RECORDS SUPPLIED
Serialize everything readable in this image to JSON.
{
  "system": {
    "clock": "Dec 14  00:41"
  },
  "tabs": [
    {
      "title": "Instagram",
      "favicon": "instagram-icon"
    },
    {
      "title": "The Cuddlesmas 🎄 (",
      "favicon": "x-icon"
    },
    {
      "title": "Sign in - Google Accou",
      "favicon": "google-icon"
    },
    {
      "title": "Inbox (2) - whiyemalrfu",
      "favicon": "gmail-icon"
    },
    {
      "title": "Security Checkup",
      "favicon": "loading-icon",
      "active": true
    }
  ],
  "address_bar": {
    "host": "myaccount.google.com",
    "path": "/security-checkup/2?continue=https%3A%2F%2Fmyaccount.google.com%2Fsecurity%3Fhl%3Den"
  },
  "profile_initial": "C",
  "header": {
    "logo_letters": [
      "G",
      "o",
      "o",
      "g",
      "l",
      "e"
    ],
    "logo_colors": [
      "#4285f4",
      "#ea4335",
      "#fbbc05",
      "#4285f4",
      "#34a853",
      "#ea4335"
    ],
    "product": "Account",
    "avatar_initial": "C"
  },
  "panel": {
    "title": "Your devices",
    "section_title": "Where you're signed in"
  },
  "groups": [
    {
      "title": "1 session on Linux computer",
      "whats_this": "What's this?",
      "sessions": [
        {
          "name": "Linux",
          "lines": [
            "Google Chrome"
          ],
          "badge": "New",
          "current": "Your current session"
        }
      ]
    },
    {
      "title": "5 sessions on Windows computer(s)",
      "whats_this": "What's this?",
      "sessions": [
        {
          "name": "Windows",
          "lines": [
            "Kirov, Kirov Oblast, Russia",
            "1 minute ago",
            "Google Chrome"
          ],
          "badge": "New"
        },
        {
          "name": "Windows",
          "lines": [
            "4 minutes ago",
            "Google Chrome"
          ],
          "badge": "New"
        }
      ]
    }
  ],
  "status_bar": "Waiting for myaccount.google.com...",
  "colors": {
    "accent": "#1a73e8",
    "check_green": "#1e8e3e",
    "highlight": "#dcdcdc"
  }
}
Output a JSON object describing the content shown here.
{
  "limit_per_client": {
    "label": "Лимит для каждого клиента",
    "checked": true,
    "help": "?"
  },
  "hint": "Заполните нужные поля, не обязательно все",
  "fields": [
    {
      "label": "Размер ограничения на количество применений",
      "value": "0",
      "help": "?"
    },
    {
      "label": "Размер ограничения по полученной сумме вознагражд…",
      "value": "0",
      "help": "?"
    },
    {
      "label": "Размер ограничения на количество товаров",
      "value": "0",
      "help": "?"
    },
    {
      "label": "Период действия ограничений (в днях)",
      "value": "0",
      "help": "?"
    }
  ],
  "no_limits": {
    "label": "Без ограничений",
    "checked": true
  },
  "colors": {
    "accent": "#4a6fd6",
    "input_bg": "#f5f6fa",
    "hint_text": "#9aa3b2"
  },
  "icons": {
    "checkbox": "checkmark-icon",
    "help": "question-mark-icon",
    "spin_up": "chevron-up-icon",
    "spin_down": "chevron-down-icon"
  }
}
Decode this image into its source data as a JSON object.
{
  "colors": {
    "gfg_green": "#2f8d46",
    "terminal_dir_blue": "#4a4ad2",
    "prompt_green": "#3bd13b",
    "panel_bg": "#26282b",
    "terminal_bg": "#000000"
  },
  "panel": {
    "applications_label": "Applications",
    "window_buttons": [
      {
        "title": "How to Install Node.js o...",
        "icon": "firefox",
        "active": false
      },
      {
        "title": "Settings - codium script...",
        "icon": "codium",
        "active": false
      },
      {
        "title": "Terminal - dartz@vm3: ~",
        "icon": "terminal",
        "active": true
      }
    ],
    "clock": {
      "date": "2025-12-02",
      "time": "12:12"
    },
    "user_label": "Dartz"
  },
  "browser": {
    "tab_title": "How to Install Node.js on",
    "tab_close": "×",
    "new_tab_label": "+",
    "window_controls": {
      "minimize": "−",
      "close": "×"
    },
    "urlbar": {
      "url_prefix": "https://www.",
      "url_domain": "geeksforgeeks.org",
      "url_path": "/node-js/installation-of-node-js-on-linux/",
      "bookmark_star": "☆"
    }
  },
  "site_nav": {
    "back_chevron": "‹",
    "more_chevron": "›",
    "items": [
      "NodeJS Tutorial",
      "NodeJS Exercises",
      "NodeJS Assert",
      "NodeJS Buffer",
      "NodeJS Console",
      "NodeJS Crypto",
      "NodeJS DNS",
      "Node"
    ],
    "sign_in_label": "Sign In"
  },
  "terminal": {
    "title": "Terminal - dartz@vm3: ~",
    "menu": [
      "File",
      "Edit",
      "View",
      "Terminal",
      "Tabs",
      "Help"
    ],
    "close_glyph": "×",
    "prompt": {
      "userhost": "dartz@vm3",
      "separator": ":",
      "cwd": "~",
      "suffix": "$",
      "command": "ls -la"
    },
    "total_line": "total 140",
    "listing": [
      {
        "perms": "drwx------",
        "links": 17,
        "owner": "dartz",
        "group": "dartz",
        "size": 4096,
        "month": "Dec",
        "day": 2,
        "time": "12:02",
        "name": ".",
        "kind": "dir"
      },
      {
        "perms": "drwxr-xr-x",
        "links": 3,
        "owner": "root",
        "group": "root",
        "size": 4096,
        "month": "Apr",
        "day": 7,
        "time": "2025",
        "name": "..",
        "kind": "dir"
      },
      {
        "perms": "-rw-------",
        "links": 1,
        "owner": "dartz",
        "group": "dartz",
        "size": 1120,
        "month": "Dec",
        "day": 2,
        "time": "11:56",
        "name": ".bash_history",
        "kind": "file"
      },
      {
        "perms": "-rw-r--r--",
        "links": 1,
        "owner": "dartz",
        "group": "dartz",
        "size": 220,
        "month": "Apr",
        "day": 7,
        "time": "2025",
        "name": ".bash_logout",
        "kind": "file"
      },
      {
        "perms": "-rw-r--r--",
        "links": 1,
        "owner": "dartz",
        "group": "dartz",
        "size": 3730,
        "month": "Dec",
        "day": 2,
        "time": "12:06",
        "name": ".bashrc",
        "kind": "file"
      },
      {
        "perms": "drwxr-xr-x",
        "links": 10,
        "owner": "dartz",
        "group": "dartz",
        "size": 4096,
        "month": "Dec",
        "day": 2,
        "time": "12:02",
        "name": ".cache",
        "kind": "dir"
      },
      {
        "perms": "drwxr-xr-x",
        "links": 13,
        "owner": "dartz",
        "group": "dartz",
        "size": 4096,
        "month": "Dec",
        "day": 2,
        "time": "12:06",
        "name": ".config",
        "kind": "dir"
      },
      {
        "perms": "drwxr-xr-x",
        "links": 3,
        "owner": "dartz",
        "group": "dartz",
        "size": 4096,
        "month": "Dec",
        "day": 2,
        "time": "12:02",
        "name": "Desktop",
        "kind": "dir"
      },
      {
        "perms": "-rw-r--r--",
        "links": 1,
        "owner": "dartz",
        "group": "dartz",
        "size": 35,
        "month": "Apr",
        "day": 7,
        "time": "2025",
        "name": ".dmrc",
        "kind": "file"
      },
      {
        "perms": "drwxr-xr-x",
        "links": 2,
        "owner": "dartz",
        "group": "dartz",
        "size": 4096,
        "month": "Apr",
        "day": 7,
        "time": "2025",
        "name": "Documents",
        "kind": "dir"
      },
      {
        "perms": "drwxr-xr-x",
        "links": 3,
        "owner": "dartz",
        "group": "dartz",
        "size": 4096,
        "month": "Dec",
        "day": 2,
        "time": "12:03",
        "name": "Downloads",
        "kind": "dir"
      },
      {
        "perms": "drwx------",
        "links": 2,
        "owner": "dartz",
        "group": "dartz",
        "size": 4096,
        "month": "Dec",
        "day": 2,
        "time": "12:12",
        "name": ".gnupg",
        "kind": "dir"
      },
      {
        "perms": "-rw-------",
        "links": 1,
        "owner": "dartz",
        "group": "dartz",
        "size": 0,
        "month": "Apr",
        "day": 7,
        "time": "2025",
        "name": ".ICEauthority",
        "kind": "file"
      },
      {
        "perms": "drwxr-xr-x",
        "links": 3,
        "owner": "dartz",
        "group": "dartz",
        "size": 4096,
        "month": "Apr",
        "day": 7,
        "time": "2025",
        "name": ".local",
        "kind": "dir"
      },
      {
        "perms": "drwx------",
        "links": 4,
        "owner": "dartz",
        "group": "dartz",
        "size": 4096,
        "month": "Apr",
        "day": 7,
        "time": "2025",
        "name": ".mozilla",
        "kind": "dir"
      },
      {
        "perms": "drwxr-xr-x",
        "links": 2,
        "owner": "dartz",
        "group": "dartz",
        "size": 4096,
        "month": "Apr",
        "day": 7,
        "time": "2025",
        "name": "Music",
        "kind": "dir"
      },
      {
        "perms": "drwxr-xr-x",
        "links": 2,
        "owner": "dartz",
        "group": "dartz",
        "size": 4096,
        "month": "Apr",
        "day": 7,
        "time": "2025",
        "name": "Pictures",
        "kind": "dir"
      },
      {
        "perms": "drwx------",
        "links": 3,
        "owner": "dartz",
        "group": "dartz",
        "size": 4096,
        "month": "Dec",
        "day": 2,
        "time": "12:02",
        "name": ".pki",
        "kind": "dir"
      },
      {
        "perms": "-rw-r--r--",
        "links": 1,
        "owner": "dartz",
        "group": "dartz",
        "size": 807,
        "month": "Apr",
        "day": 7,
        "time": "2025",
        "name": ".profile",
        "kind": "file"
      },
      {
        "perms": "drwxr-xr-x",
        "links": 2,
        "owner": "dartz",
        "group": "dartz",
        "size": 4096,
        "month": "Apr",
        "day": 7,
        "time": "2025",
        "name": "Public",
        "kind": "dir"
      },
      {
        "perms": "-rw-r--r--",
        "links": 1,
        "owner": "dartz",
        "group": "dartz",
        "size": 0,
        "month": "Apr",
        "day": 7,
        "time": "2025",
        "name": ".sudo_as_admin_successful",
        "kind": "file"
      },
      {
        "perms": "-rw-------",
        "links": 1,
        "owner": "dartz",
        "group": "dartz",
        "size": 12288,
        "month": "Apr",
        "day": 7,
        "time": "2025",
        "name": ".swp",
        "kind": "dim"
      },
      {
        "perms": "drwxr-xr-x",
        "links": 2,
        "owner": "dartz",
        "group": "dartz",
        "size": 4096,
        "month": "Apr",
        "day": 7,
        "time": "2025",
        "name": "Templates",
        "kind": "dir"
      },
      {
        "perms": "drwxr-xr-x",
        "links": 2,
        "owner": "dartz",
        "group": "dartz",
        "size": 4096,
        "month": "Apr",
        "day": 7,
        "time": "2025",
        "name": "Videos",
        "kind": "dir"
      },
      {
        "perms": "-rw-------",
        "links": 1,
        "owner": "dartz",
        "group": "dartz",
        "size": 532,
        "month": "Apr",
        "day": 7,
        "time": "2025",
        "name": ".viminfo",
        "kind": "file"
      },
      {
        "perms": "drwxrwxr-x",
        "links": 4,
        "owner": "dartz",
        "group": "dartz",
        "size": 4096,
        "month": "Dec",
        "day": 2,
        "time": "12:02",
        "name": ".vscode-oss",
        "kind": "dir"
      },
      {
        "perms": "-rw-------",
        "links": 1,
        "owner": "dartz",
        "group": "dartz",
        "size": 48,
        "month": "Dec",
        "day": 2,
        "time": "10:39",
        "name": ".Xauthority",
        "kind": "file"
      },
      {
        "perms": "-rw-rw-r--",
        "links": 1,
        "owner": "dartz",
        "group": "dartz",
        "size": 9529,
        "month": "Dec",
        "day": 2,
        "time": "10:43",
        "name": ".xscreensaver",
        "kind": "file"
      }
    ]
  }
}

WHAT IS EXPECTED
Of the lines above, how many contain the string "количество"? Only the number is required.

COMPLETE RESPONSE
2